Written request —
Can you copy out the data exactly? Leave the images out.

Data shown —
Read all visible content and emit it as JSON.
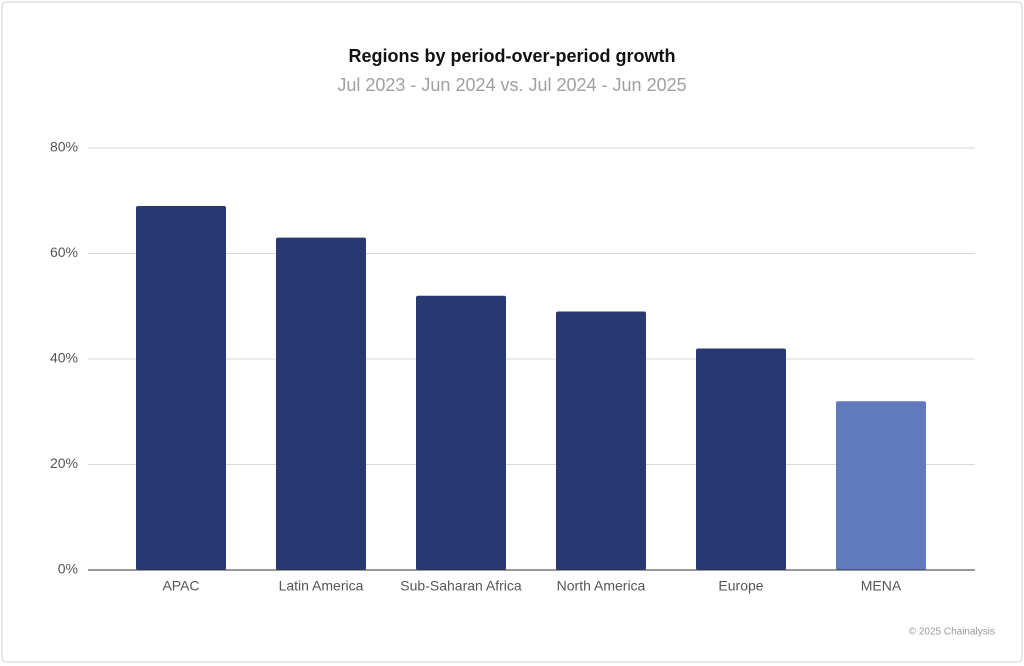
{
  "chart_data": {
    "type": "bar",
    "title": "Regions by period-over-period growth",
    "subtitle": "Jul 2023 - Jun 2024 vs. Jul 2024 - Jun 2025",
    "categories": [
      "APAC",
      "Latin America",
      "Sub-Saharan Africa",
      "North America",
      "Europe",
      "MENA"
    ],
    "values": [
      69,
      63,
      52,
      49,
      42,
      32
    ],
    "colors": [
      "#283870",
      "#283870",
      "#283870",
      "#283870",
      "#283870",
      "#6179bd"
    ],
    "ylim": [
      0,
      80
    ],
    "yticks": [
      {
        "value": 0,
        "label": "0%"
      },
      {
        "value": 20,
        "label": "20%"
      },
      {
        "value": 40,
        "label": "40%"
      },
      {
        "value": 60,
        "label": "60%"
      },
      {
        "value": 80,
        "label": "80%"
      }
    ],
    "grid": true,
    "source": "© 2025 Chainalysis"
  }
}
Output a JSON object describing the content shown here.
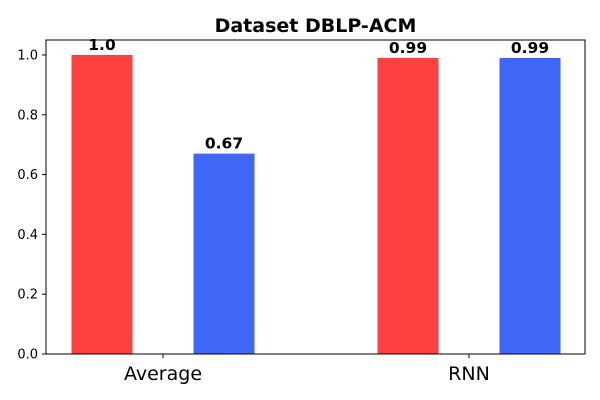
{
  "chart_data": {
    "type": "bar",
    "title": "Dataset DBLP-ACM",
    "xlabel": "",
    "ylabel": "",
    "categories": [
      "Average",
      "RNN"
    ],
    "series": [
      {
        "values": [
          1.0,
          0.99
        ],
        "labels": [
          "1.0",
          "0.99"
        ],
        "color": "#ff4040"
      },
      {
        "values": [
          0.67,
          0.99
        ],
        "labels": [
          "0.67",
          "0.99"
        ],
        "color": "#4066f7"
      }
    ],
    "ylim": [
      0,
      1.05
    ],
    "yticks": [
      0.0,
      0.2,
      0.4,
      0.6,
      0.8,
      1.0
    ],
    "ytick_labels": [
      "0.0",
      "0.2",
      "0.4",
      "0.6",
      "0.8",
      "1.0"
    ],
    "grid": false,
    "legend": "none"
  }
}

Correct output —
Read all visible content and emit it as JSON.
{
  "chart_data": {
    "type": "bar",
    "title": "Regions by period-over-period growth",
    "subtitle": "Jul 2023 - Jun 2024 vs. Jul 2024 - Jun 2025",
    "categories": [
      "APAC",
      "Latin America",
      "Sub-Saharan Africa",
      "North America",
      "Europe",
      "MENA"
    ],
    "values": [
      69,
      63,
      52,
      49,
      42,
      32
    ],
    "colors": [
      "#283870",
      "#283870",
      "#283870",
      "#283870",
      "#283870",
      "#6179bd"
    ],
    "ylim": [
      0,
      80
    ],
    "yticks": [
      {
        "value": 0,
        "label": "0%"
      },
      {
        "value": 20,
        "label": "20%"
      },
      {
        "value": 40,
        "label": "40%"
      },
      {
        "value": 60,
        "label": "60%"
      },
      {
        "value": 80,
        "label": "80%"
      }
    ],
    "grid": true,
    "source": "© 2025 Chainalysis"
  }
}
Output a JSON object describing the content shown here.
{
  "chart_data": {
    "type": "bar",
    "title": "Dataset DBLP-ACM",
    "xlabel": "",
    "ylabel": "",
    "categories": [
      "Average",
      "RNN"
    ],
    "series": [
      {
        "values": [
          1.0,
          0.99
        ],
        "labels": [
          "1.0",
          "0.99"
        ],
        "color": "#ff4040"
      },
      {
        "values": [
          0.67,
          0.99
        ],
        "labels": [
          "0.67",
          "0.99"
        ],
        "color": "#4066f7"
      }
    ],
    "ylim": [
      0,
      1.05
    ],
    "yticks": [
      0.0,
      0.2,
      0.4,
      0.6,
      0.8,
      1.0
    ],
    "ytick_labels": [
      "0.0",
      "0.2",
      "0.4",
      "0.6",
      "0.8",
      "1.0"
    ],
    "grid": false,
    "legend": "none"
  }
}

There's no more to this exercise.